━━ ENTRIES SHOWN ━━

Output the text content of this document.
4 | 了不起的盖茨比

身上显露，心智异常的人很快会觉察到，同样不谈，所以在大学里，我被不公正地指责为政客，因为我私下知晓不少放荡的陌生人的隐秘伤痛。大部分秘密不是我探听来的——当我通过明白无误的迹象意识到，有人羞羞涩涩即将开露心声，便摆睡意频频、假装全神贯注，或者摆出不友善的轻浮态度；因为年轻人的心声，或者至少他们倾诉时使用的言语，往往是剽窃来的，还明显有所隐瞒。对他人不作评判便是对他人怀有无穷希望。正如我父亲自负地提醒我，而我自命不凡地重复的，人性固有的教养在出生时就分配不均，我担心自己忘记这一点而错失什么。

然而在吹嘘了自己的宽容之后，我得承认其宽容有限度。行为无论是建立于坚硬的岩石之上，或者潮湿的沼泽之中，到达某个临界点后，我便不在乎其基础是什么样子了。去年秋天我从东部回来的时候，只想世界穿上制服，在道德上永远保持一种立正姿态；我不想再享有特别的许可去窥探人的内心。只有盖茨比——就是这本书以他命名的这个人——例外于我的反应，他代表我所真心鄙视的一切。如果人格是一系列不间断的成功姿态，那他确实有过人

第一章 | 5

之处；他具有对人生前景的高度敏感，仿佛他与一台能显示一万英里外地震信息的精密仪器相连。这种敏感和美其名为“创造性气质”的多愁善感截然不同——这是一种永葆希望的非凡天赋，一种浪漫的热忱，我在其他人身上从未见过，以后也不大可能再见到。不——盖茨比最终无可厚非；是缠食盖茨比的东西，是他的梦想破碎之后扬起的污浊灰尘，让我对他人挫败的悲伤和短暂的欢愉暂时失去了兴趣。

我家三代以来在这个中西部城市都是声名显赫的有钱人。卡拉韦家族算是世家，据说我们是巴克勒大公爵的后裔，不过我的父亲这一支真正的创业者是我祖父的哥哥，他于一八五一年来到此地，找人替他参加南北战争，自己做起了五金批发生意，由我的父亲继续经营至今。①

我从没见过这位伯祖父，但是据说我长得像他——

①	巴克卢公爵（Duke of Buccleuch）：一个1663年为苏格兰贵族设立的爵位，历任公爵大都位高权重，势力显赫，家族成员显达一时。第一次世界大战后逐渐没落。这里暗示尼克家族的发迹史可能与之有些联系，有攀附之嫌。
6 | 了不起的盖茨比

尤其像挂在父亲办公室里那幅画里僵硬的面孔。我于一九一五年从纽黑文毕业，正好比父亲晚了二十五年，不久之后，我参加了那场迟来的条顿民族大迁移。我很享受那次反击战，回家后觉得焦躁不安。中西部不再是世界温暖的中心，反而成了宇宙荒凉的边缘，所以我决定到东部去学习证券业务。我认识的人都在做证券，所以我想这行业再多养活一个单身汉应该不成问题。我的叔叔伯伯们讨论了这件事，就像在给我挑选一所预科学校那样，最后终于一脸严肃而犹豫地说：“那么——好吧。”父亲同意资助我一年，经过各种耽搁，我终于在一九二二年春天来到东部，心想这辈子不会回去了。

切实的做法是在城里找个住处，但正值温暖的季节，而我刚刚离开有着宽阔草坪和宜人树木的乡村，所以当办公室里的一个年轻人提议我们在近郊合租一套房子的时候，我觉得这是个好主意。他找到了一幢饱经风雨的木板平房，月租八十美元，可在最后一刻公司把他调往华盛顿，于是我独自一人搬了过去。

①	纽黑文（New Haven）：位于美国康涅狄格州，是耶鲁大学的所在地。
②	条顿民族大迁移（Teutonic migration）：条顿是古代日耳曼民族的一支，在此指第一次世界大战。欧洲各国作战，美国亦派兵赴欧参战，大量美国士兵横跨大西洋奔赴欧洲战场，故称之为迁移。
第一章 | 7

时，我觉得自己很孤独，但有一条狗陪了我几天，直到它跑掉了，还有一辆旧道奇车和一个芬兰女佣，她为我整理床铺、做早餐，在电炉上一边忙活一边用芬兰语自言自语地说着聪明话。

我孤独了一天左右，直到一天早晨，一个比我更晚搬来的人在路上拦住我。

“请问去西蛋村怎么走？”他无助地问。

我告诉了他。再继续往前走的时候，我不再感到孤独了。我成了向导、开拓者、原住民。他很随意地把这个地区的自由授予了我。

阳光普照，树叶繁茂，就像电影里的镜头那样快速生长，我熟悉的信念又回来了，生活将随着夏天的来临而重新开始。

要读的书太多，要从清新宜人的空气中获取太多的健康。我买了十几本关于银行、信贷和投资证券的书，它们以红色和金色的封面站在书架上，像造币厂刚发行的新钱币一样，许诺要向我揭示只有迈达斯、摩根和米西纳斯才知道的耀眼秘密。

━━━

▸ GOAL
Each line must be given again exactly as written above.

▸ RIGHT ANSWER
Output the text content of this document.
4 | 了不起的盖茨比

身上显露，心智异常的人很快会觉察到，同样不谈，所以在大学里，我被不公正地指责为政客，因为我私下知晓不少放荡的陌生人的隐秘伤痛。大部分秘密不是我探听来的——当我通过明白无误的迹象意识到，有人羞羞涩涩即将开露心声，便摆睡意频频、假装全神贯注，或者摆出不友善的轻浮态度；因为年轻人的心声，或者至少他们倾诉时使用的言语，往往是剽窃来的，还明显有所隐瞒。对他人不作评判便是对他人怀有无穷希望。正如我父亲自负地提醒我，而我自命不凡地重复的，人性固有的教养在出生时就分配不均，我担心自己忘记这一点而错失什么。

然而在吹嘘了自己的宽容之后，我得承认其宽容有限度。行为无论是建立于坚硬的岩石之上，或者潮湿的沼泽之中，到达某个临界点后，我便不在乎其基础是什么样子了。去年秋天我从东部回来的时候，只想世界穿上制服，在道德上永远保持一种立正姿态；我不想再享有特别的许可去窥探人的内心。只有盖茨比——就是这本书以他命名的这个人——例外于我的反应，他代表我所真心鄙视的一切。如果人格是一系列不间断的成功姿态，那他确实有过人

第一章 | 5

之处；他具有对人生前景的高度敏感，仿佛他与一台能显示一万英里外地震信息的精密仪器相连。这种敏感和美其名为“创造性气质”的多愁善感截然不同——这是一种永葆希望的非凡天赋，一种浪漫的热忱，我在其他人身上从未见过，以后也不大可能再见到。不——盖茨比最终无可厚非；是缠食盖茨比的东西，是他的梦想破碎之后扬起的污浊灰尘，让我对他人挫败的悲伤和短暂的欢愉暂时失去了兴趣。

我家三代以来在这个中西部城市都是声名显赫的有钱人。卡拉韦家族算是世家，据说我们是巴克勒大公爵的后裔，不过我的父亲这一支真正的创业者是我祖父的哥哥，他于一八五一年来到此地，找人替他参加南北战争，自己做起了五金批发生意，由我的父亲继续经营至今。①

我从没见过这位伯祖父，但是据说我长得像他——

①	巴克卢公爵（Duke of Buccleuch）：一个1663年为苏格兰贵族设立的爵位，历任公爵大都位高权重，势力显赫，家族成员显达一时。第一次世界大战后逐渐没落。这里暗示尼克家族的发迹史可能与之有些联系，有攀附之嫌。
6 | 了不起的盖茨比

尤其像挂在父亲办公室里那幅画里僵硬的面孔。我于一九一五年从纽黑文毕业，正好比父亲晚了二十五年，不久之后，我参加了那场迟来的条顿民族大迁移。我很享受那次反击战，回家后觉得焦躁不安。中西部不再是世界温暖的中心，反而成了宇宙荒凉的边缘，所以我决定到东部去学习证券业务。我认识的人都在做证券，所以我想这行业再多养活一个单身汉应该不成问题。我的叔叔伯伯们讨论了这件事，就像在给我挑选一所预科学校那样，最后终于一脸严肃而犹豫地说：“那么——好吧。”父亲同意资助我一年，经过各种耽搁，我终于在一九二二年春天来到东部，心想这辈子不会回去了。

切实的做法是在城里找个住处，但正值温暖的季节，而我刚刚离开有着宽阔草坪和宜人树木的乡村，所以当办公室里的一个年轻人提议我们在近郊合租一套房子的时候，我觉得这是个好主意。他找到了一幢饱经风雨的木板平房，月租八十美元，可在最后一刻公司把他调往华盛顿，于是我独自一人搬了过去。

①	纽黑文（New Haven）：位于美国康涅狄格州，是耶鲁大学的所在地。
②	条顿民族大迁移（Teutonic migration）：条顿是古代日耳曼民族的一支，在此指第一次世界大战。欧洲各国作战，美国亦派兵赴欧参战，大量美国士兵横跨大西洋奔赴欧洲战场，故称之为迁移。
第一章 | 7

时，我觉得自己很孤独，但有一条狗陪了我几天，直到它跑掉了，还有一辆旧道奇车和一个芬兰女佣，她为我整理床铺、做早餐，在电炉上一边忙活一边用芬兰语自言自语地说着聪明话。

我孤独了一天左右，直到一天早晨，一个比我更晚搬来的人在路上拦住我。

“请问去西蛋村怎么走？”他无助地问。

我告诉了他。再继续往前走的时候，我不再感到孤独了。我成了向导、开拓者、原住民。他很随意地把这个地区的自由授予了我。

阳光普照，树叶繁茂，就像电影里的镜头那样快速生长，我熟悉的信念又回来了，生活将随着夏天的来临而重新开始。

要读的书太多，要从清新宜人的空气中获取太多的健康。我买了十几本关于银行、信贷和投资证券的书，它们以红色和金色的封面站在书架上，像造币厂刚发行的新钱币一样，许诺要向我揭示只有迈达斯、摩根和米西纳斯才知道的耀眼秘密。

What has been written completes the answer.